Excerpt from a dataset
______________________________

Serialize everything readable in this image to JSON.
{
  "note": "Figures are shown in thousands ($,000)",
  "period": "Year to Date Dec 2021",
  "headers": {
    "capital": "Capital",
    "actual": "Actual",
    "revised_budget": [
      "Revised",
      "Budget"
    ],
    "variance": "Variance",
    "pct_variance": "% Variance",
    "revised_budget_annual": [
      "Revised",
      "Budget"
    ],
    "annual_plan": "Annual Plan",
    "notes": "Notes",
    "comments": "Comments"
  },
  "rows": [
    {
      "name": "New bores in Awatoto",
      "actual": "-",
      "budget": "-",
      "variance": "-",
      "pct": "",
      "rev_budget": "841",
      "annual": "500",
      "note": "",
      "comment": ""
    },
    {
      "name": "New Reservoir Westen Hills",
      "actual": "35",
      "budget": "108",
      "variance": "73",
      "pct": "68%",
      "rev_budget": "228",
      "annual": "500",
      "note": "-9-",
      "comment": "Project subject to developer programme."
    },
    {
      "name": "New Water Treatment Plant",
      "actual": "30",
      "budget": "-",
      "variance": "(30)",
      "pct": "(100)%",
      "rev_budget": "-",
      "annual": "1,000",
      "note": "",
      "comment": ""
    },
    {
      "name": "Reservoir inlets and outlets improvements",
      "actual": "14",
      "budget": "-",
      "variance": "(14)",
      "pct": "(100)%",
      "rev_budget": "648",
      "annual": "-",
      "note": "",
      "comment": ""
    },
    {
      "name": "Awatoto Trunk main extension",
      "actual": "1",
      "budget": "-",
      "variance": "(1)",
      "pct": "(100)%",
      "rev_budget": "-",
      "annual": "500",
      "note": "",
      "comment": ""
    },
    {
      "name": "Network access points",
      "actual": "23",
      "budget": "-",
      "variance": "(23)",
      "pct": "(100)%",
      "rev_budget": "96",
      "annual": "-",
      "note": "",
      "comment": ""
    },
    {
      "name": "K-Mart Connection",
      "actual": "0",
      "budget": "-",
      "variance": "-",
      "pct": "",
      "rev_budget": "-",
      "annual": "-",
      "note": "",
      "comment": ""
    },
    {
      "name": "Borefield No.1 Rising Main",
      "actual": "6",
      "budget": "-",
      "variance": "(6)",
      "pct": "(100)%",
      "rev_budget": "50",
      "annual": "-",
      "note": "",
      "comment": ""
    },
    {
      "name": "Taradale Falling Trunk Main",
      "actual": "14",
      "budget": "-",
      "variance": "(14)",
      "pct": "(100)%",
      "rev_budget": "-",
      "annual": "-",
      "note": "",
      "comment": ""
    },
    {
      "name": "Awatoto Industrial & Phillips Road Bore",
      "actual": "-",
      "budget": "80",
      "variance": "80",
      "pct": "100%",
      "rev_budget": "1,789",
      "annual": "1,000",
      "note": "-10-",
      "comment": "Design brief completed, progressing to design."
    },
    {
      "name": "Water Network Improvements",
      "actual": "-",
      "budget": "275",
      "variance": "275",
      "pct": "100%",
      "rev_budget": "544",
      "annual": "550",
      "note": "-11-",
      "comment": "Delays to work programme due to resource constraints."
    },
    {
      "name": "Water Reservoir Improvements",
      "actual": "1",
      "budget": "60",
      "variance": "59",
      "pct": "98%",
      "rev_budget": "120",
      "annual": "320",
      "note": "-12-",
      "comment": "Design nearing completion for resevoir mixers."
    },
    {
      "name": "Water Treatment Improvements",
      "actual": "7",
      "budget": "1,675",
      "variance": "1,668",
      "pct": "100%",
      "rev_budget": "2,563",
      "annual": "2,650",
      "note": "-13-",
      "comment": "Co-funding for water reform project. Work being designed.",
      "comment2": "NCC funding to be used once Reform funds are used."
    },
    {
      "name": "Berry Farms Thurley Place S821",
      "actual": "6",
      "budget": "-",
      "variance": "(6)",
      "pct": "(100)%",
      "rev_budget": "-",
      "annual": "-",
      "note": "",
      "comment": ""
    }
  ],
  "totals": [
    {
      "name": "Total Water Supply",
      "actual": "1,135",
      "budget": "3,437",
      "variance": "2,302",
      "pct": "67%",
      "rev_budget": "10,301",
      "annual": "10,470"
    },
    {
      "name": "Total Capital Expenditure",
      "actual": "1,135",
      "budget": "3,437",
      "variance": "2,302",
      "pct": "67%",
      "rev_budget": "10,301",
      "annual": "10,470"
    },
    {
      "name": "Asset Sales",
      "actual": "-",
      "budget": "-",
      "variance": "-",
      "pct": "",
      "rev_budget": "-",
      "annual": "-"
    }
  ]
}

______________________________

== Given request ==
Copy every line from the records above that contains the word "funding".

== Reply ==
      "comment": "Co-funding for water reform project. Work being designed.",
      "comment2": "NCC funding to be used once Reform funds are used."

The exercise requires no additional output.